Stored dataset items:
(begin)

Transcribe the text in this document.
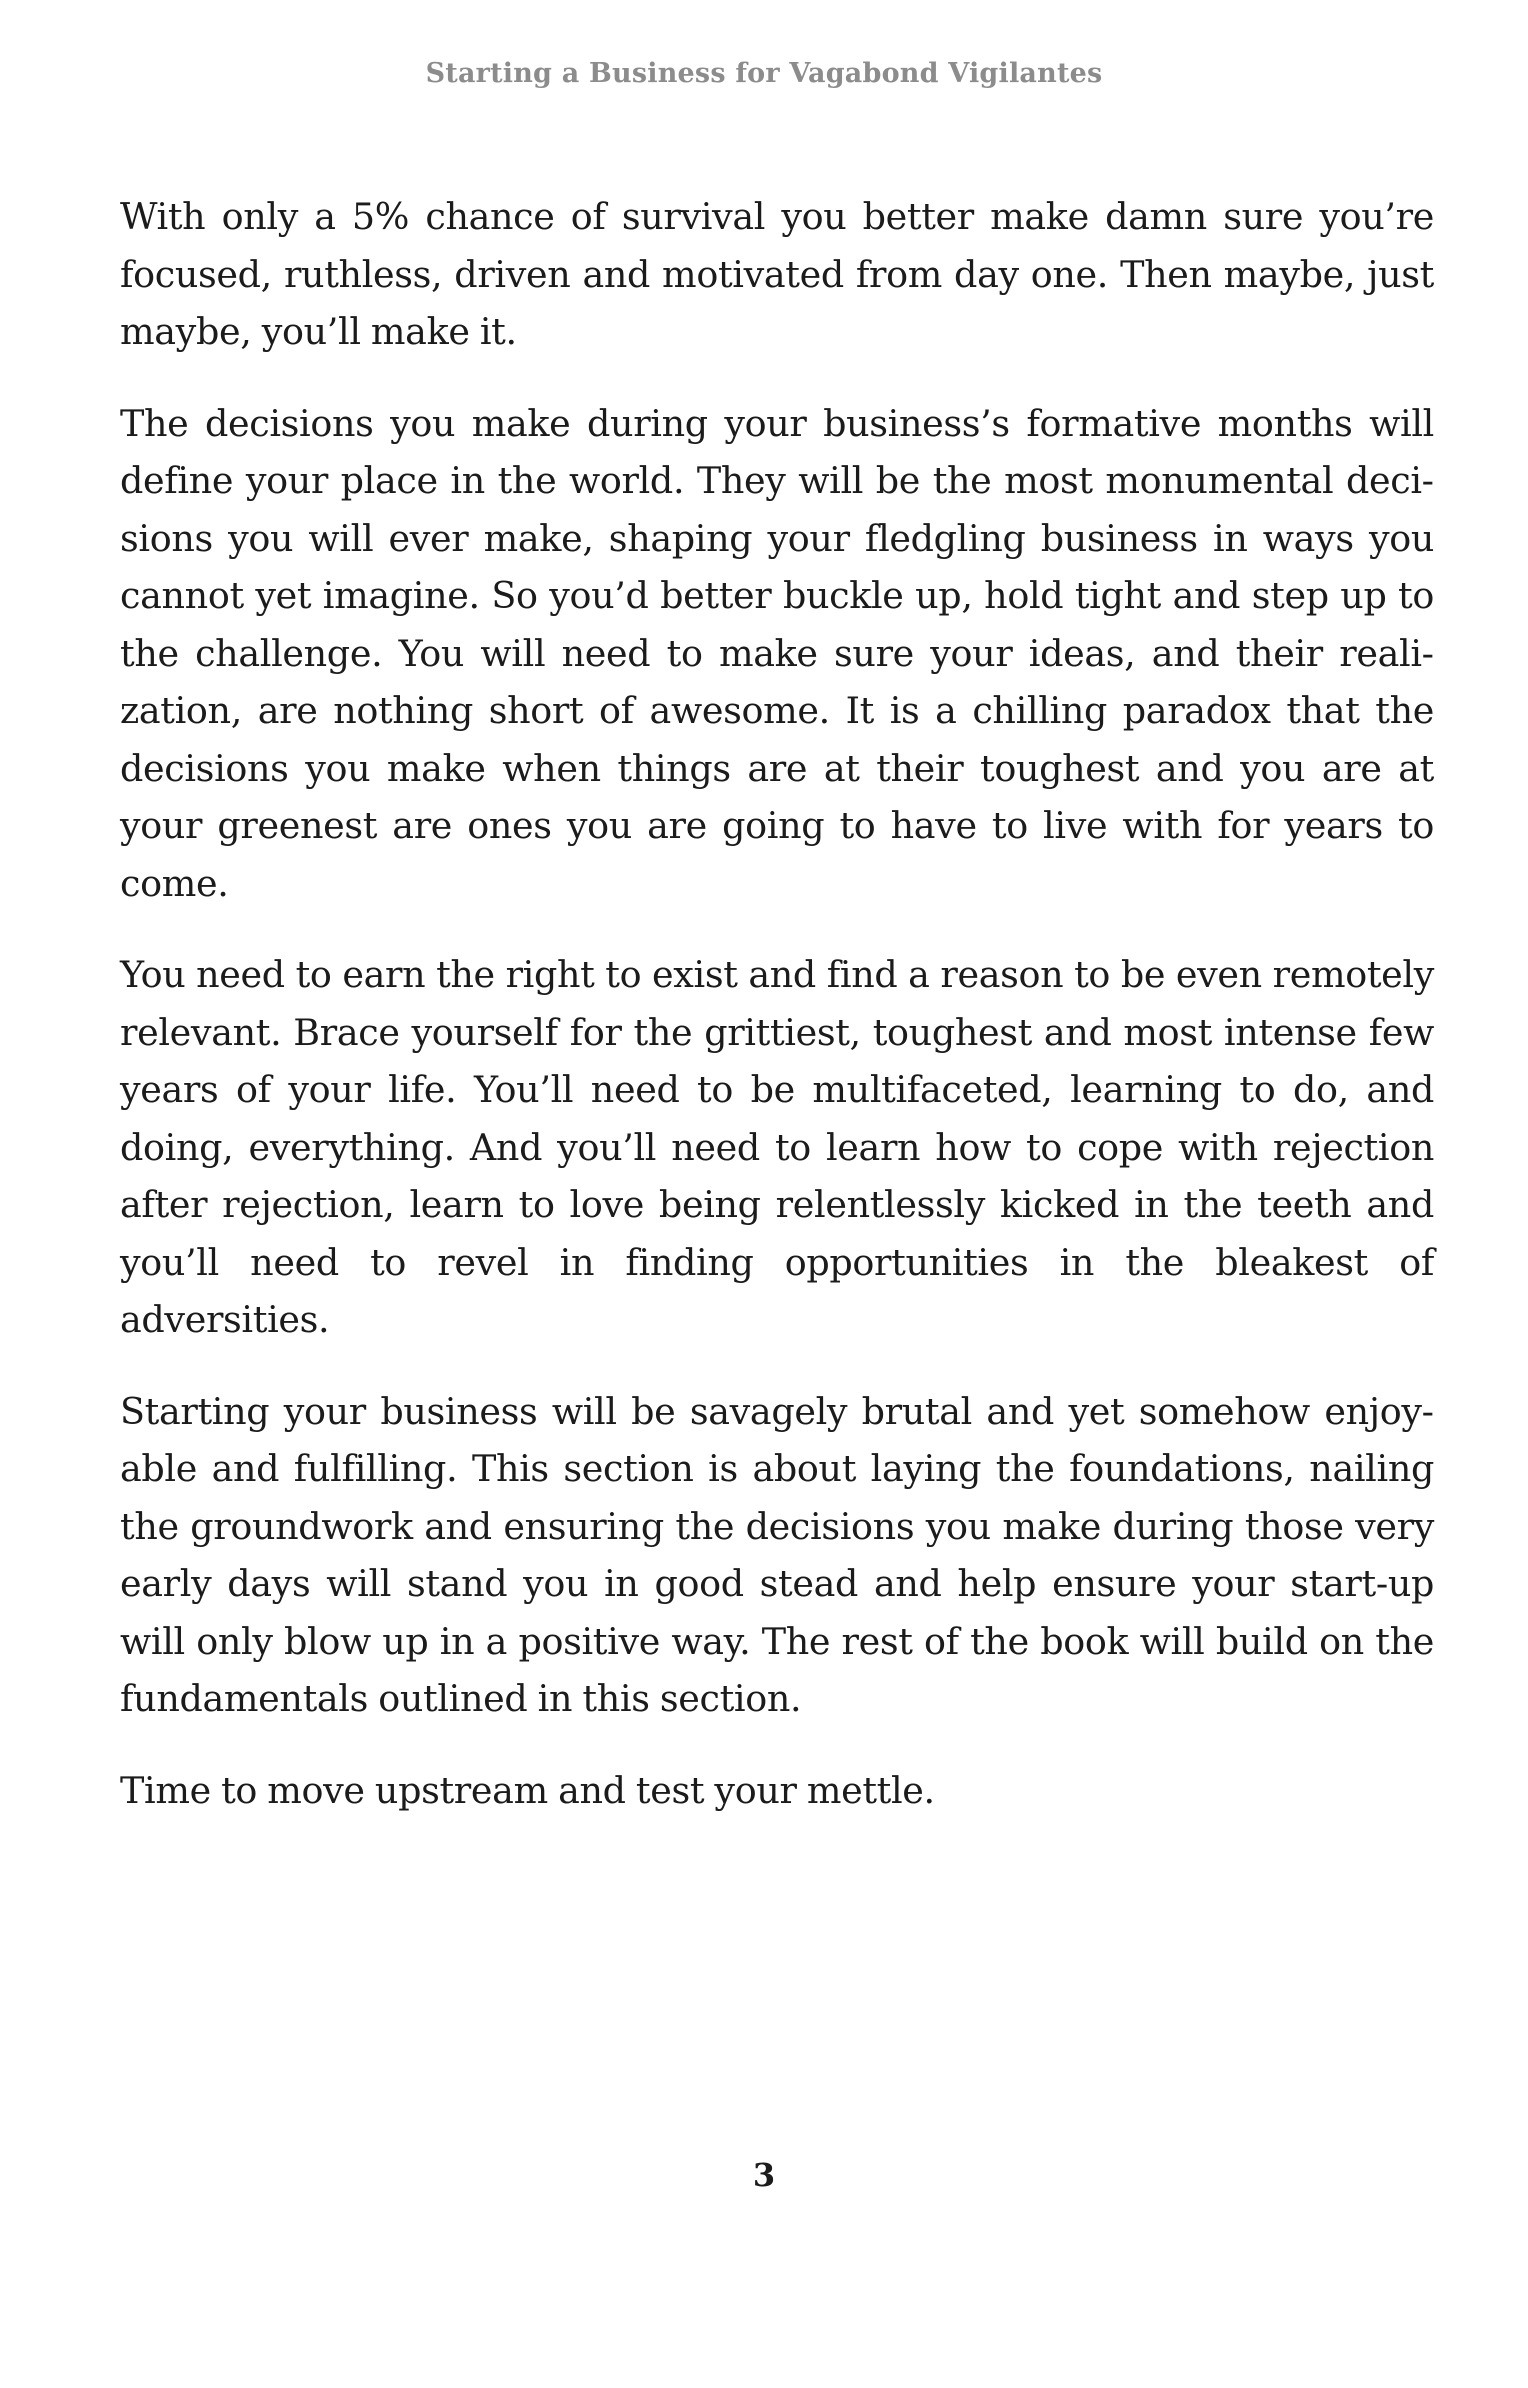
Starting a Business for Vagabond Vigilantes

With only a 5% chance of survival you better make damn sure you’re focused, ruthless, driven and motivated from day one. Then maybe, just maybe, you’ll make it.

The decisions you make during your business’s formative months will define your place in the world. They will be the most monumental decisions you will ever make, shaping your fledgling business in ways you cannot yet imagine. So you’d better buckle up, hold tight and step up to the challenge. You will need to make sure your ideas, and their realization, are nothing short of awesome. It is a chilling paradox that the decisions you make when things are at their toughest and you are at your greenest are ones you are going to have to live with for years to come.

You need to earn the right to exist and find a reason to be even remotely relevant. Brace yourself for the grittiest, toughest and most intense few years of your life. You’ll need to be multifaceted, learning to do, and doing, everything. And you’ll need to learn how to cope with rejection after rejection, learn to love being relentlessly kicked in the teeth and you’ll need to revel in finding opportunities in the bleakest of adversities.

Starting your business will be savagely brutal and yet somehow enjoyable and fulfilling. This section is about laying the foundations, nailing the groundwork and ensuring the decisions you make during those very early days will stand you in good stead and help ensure your start-up will only blow up in a positive way. The rest of the book will build on the fundamentals outlined in this section.

Time to move upstream and test your mettle.

3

(end)

--- What to do ---
In the lines above, locate the string "need". Copy every line where it occurs.

--- Task answer ---
The decisions you make during your business’s formative months will define your place in the world. They will be the most monumental decisions you will ever make, shaping your fledgling business in ways you cannot yet imagine. So you’d better buckle up, hold tight and step up to the challenge. You will need to make sure your ideas, and their realization, are nothing short of awesome. It is a chilling paradox that the decisions you make when things are at their toughest and you are at your greenest are ones you are going to have to live with for years to come.
You need to earn the right to exist and find a reason to be even remotely relevant. Brace yourself for the grittiest, toughest and most intense few years of your life. You’ll need to be multifaceted, learning to do, and doing, everything. And you’ll need to learn how to cope with rejection after rejection, learn to love being relentlessly kicked in the teeth and you’ll need to revel in finding opportunities in the bleakest of adversities.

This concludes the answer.